--- MATERIALS PROVIDED ---
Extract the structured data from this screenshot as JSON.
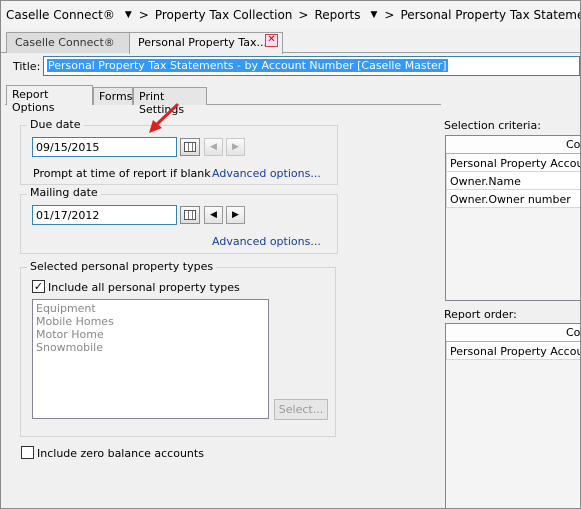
{
  "breadcrumb": [
    "Caselle Connect®",
    "Property Tax Collection",
    "Reports",
    "Personal Property Tax Statements"
  ],
  "doc_tabs": [
    "Caselle Connect®",
    "Personal Property Tax..."
  ],
  "title": {
    "label": "Title:",
    "value": "Personal Property Tax Statements - by Account Number [Caselle Master]"
  },
  "option_tabs": [
    "Report Options",
    "Forms",
    "Print Settings"
  ],
  "due_date": {
    "group_label": "Due date",
    "value": "09/15/2015",
    "prompt_text": "Prompt at time of report if blank",
    "advanced_link": "Advanced options..."
  },
  "mailing_date": {
    "group_label": "Mailing date",
    "value": "01/17/2012",
    "advanced_link": "Advanced options..."
  },
  "property_types": {
    "group_label": "Selected personal property types",
    "include_all_label": "Include all personal property types",
    "include_all_checked": true,
    "items": [
      "Equipment",
      "Mobile Homes",
      "Motor Home",
      "Snowmobile"
    ],
    "select_button": "Select..."
  },
  "zero_balance": {
    "label": "Include zero balance accounts",
    "checked": false
  },
  "selection_criteria": {
    "label": "Selection criteria:",
    "column_header": "Column",
    "rows": [
      "Personal Property Account...",
      "Owner.Name",
      "Owner.Owner number"
    ]
  },
  "report_order": {
    "label": "Report order:",
    "column_header": "Column",
    "rows": [
      "Personal Property Account..."
    ]
  },
  "icons": {
    "dropdown": "chevron-down-icon",
    "calendar": "calendar-icon",
    "prev": "chevron-left-icon",
    "next": "chevron-right-icon",
    "close": "close-icon",
    "check": "check-icon"
  },
  "colors": {
    "selection": "#3399ff",
    "link": "#1a3c9c",
    "annotation_arrow": "#e02020"
  }
}
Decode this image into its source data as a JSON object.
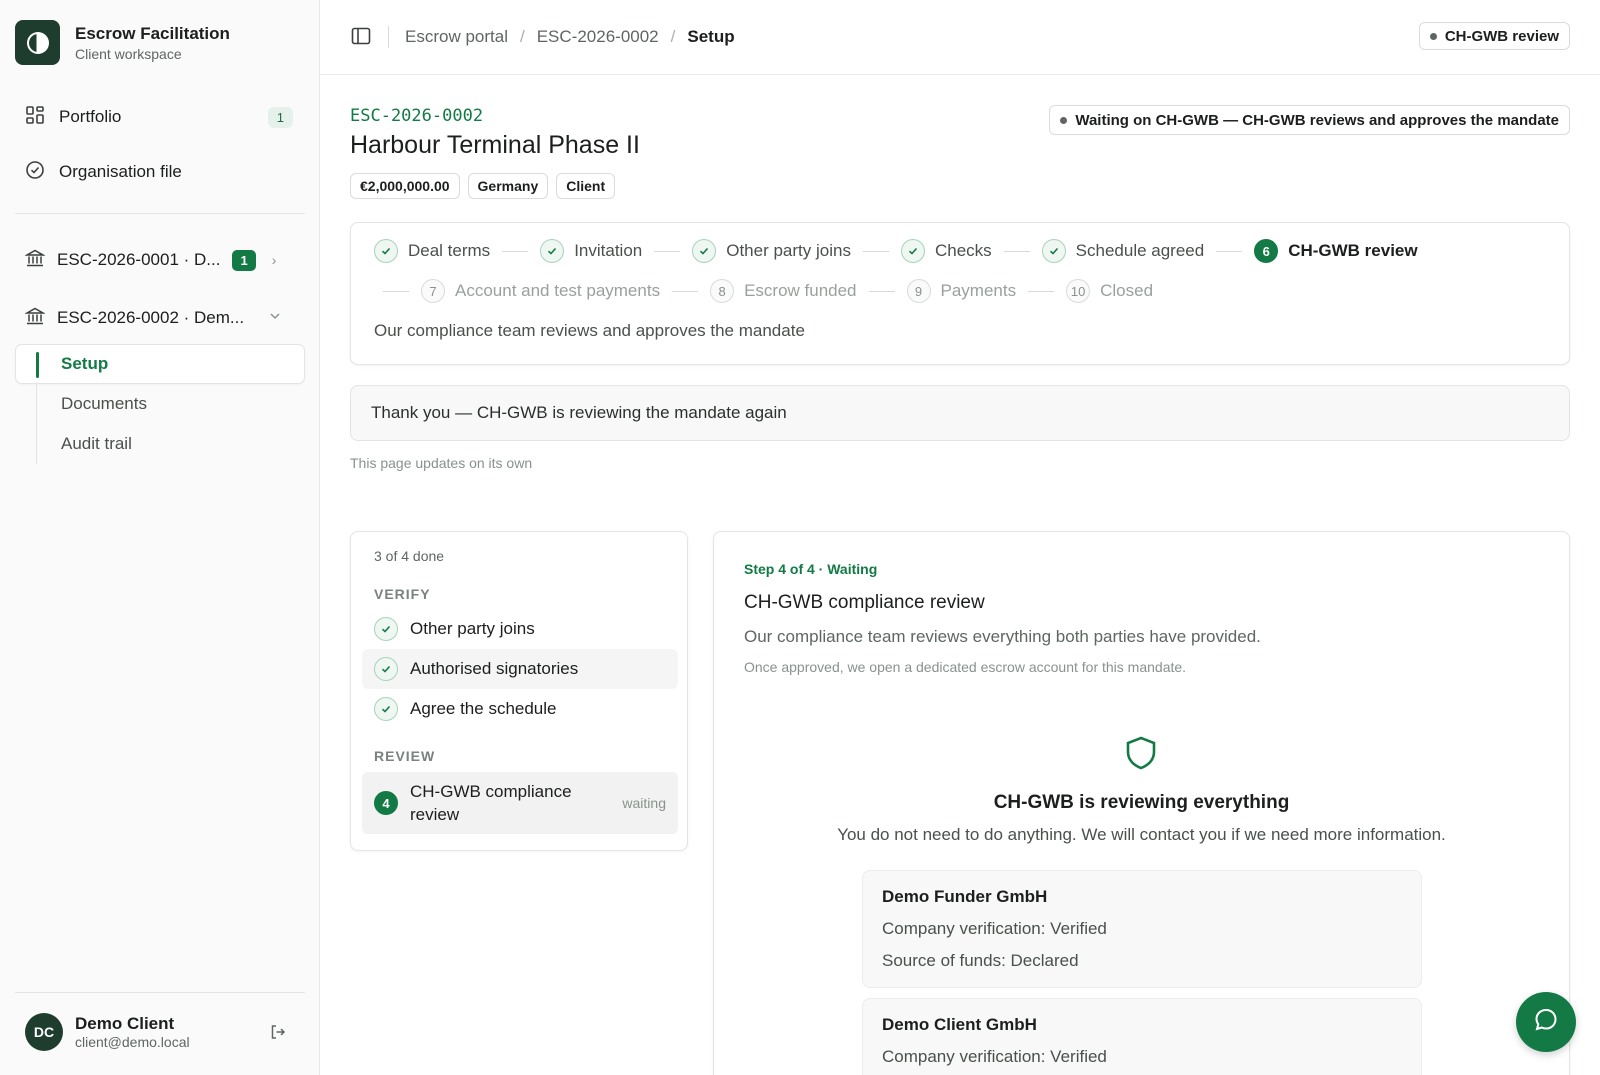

--- WRITTEN TASK ---
Repeat the listing in full and exactly. Leave any pictures out.

--- EXERCISE RESULT ---
Extract the structured data from this screenshot as JSON.
{
  "breadcrumb": [
    "Caselle Connect®",
    "Property Tax Collection",
    "Reports",
    "Personal Property Tax Statements"
  ],
  "doc_tabs": [
    "Caselle Connect®",
    "Personal Property Tax..."
  ],
  "title": {
    "label": "Title:",
    "value": "Personal Property Tax Statements - by Account Number [Caselle Master]"
  },
  "option_tabs": [
    "Report Options",
    "Forms",
    "Print Settings"
  ],
  "due_date": {
    "group_label": "Due date",
    "value": "09/15/2015",
    "prompt_text": "Prompt at time of report if blank",
    "advanced_link": "Advanced options..."
  },
  "mailing_date": {
    "group_label": "Mailing date",
    "value": "01/17/2012",
    "advanced_link": "Advanced options..."
  },
  "property_types": {
    "group_label": "Selected personal property types",
    "include_all_label": "Include all personal property types",
    "include_all_checked": true,
    "items": [
      "Equipment",
      "Mobile Homes",
      "Motor Home",
      "Snowmobile"
    ],
    "select_button": "Select..."
  },
  "zero_balance": {
    "label": "Include zero balance accounts",
    "checked": false
  },
  "selection_criteria": {
    "label": "Selection criteria:",
    "column_header": "Column",
    "rows": [
      "Personal Property Account...",
      "Owner.Name",
      "Owner.Owner number"
    ]
  },
  "report_order": {
    "label": "Report order:",
    "column_header": "Column",
    "rows": [
      "Personal Property Account..."
    ]
  },
  "icons": {
    "dropdown": "chevron-down-icon",
    "calendar": "calendar-icon",
    "prev": "chevron-left-icon",
    "next": "chevron-right-icon",
    "close": "close-icon",
    "check": "check-icon"
  },
  "colors": {
    "selection": "#3399ff",
    "link": "#1a3c9c",
    "annotation_arrow": "#e02020"
  }
}
Decode this image into its source data as a JSON object.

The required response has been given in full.